----- Data listing

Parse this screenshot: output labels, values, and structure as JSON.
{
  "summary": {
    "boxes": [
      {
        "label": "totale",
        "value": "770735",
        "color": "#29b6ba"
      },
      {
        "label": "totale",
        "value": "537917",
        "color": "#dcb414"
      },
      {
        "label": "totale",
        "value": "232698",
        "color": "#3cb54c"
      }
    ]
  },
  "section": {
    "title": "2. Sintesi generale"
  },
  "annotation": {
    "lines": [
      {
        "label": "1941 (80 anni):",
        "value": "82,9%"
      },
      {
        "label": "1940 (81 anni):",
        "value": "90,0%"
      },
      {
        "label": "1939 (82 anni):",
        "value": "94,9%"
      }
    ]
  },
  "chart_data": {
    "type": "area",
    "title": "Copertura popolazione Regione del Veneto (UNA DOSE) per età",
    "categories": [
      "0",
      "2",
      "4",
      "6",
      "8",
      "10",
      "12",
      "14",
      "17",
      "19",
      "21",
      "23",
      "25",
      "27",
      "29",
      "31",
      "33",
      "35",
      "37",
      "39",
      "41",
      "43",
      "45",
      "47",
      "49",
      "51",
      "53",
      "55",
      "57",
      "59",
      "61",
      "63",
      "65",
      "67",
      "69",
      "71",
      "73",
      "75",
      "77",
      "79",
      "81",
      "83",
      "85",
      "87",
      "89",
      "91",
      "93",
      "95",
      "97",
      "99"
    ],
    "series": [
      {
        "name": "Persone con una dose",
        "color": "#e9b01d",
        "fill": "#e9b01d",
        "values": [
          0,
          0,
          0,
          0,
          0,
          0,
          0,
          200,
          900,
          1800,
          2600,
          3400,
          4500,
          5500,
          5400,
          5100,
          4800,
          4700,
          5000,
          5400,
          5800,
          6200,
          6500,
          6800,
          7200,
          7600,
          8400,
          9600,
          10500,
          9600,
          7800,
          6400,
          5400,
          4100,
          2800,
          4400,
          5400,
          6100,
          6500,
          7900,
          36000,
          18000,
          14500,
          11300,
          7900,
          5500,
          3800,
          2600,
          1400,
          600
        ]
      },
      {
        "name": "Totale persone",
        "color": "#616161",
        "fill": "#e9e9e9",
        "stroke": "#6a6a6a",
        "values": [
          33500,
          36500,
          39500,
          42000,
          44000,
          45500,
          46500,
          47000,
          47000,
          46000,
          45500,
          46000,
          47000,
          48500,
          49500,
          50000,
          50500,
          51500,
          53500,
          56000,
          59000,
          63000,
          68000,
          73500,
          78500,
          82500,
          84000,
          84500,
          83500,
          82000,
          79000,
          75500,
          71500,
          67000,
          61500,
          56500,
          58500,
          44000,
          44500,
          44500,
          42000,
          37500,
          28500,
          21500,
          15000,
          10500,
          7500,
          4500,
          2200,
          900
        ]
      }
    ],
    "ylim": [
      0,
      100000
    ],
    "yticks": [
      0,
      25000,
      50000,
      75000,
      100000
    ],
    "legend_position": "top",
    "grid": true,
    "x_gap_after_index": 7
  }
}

----------

**Exercise details**
Above are some records; extract every one of them exactly.

**Final result**
Parse this screenshot: output labels, values, and structure as JSON.
{
  "summary": {
    "boxes": [
      {
        "label": "totale",
        "value": "770735",
        "color": "#29b6ba"
      },
      {
        "label": "totale",
        "value": "537917",
        "color": "#dcb414"
      },
      {
        "label": "totale",
        "value": "232698",
        "color": "#3cb54c"
      }
    ]
  },
  "section": {
    "title": "2. Sintesi generale"
  },
  "annotation": {
    "lines": [
      {
        "label": "1941 (80 anni):",
        "value": "82,9%"
      },
      {
        "label": "1940 (81 anni):",
        "value": "90,0%"
      },
      {
        "label": "1939 (82 anni):",
        "value": "94,9%"
      }
    ]
  },
  "chart_data": {
    "type": "area",
    "title": "Copertura popolazione Regione del Veneto (UNA DOSE) per età",
    "categories": [
      "0",
      "2",
      "4",
      "6",
      "8",
      "10",
      "12",
      "14",
      "17",
      "19",
      "21",
      "23",
      "25",
      "27",
      "29",
      "31",
      "33",
      "35",
      "37",
      "39",
      "41",
      "43",
      "45",
      "47",
      "49",
      "51",
      "53",
      "55",
      "57",
      "59",
      "61",
      "63",
      "65",
      "67",
      "69",
      "71",
      "73",
      "75",
      "77",
      "79",
      "81",
      "83",
      "85",
      "87",
      "89",
      "91",
      "93",
      "95",
      "97",
      "99"
    ],
    "series": [
      {
        "name": "Persone con una dose",
        "color": "#e9b01d",
        "fill": "#e9b01d",
        "values": [
          0,
          0,
          0,
          0,
          0,
          0,
          0,
          200,
          900,
          1800,
          2600,
          3400,
          4500,
          5500,
          5400,
          5100,
          4800,
          4700,
          5000,
          5400,
          5800,
          6200,
          6500,
          6800,
          7200,
          7600,
          8400,
          9600,
          10500,
          9600,
          7800,
          6400,
          5400,
          4100,
          2800,
          4400,
          5400,
          6100,
          6500,
          7900,
          36000,
          18000,
          14500,
          11300,
          7900,
          5500,
          3800,
          2600,
          1400,
          600
        ]
      },
      {
        "name": "Totale persone",
        "color": "#616161",
        "fill": "#e9e9e9",
        "stroke": "#6a6a6a",
        "values": [
          33500,
          36500,
          39500,
          42000,
          44000,
          45500,
          46500,
          47000,
          47000,
          46000,
          45500,
          46000,
          47000,
          48500,
          49500,
          50000,
          50500,
          51500,
          53500,
          56000,
          59000,
          63000,
          68000,
          73500,
          78500,
          82500,
          84000,
          84500,
          83500,
          82000,
          79000,
          75500,
          71500,
          67000,
          61500,
          56500,
          58500,
          44000,
          44500,
          44500,
          42000,
          37500,
          28500,
          21500,
          15000,
          10500,
          7500,
          4500,
          2200,
          900
        ]
      }
    ],
    "ylim": [
      0,
      100000
    ],
    "yticks": [
      0,
      25000,
      50000,
      75000,
      100000
    ],
    "legend_position": "top",
    "grid": true,
    "x_gap_after_index": 7
  }
}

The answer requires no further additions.